▶ **ARTICLE**:
○ ○ ○ ○ ○

Minimum Restaurant Stops on the Number Line

Malnar starts at the origin on the number line (x = 0) and wishes to reach x = X. Initially, he has D units of energy. Each unit distance traveled consumes one unit of energy, and at no point may his energy drop below 0.

There are n restaurants. The i-th restaurant is located at x = x_i and offers an energy boost of y_i when visited. Each restaurant can be used at most once (note that different restaurants may share the same position).

Your task is to determine the minimum number of restaurants at which Malnar needs to take a meal in order to reach his destination. If it is impossible for him to reach x = X, output -1.

Note: All formulas provided are in LaTeX format. For example, the starting point is given as \( x=0 \), and the destination as \( x=X \).

○ ○ ○ ○ ○

▶ **GIVEN PROBLEM A**:
Using the restaurant-stops problem statement, explain in one to three sentences why Malnar's energy goes down as he travels and what limit it must stay within.
▶ **GIVEN PROBLEM B**:
Continue the restaurant-stops problem statement from its last sentence, adding the next part a reader would expect.

▶ **SUPPLIED INFORMATION**:

○ ○ ○ ○ ○

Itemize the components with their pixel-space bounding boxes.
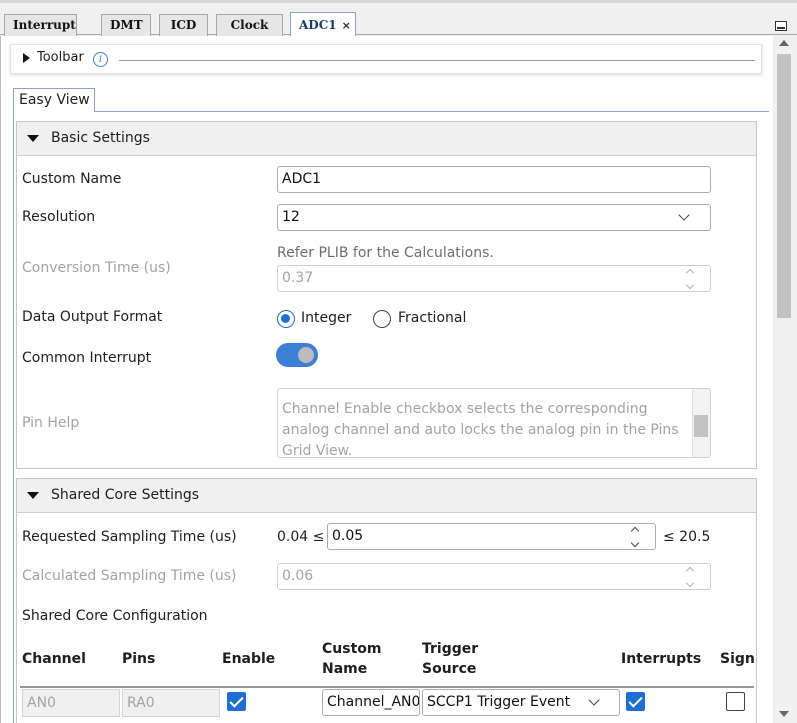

○ ○ ○ ○ ○

▶ **RESPONSE A**:
Each unit of distance he travels uses up one unit of energy, so moving along the number line steadily drains his supply. His energy may never drop below 0 at any point on the way.

▶ **RESPONSE B**:
inputFormat

The first line contains three integers: \( X \), \( D \), and \( n \) (destination, initial energy, and number of restaurants).

Each of the next \( n \) lines contains two integers \( x_i \) and \( y_i \) representing the position of the restaurant and the energy gained if visited.

outputFormat

Output a single integer: the minimum number of restaurants at which Malnar must take a meal to reach \( x=X \). If it is not possible, output \( -1 \).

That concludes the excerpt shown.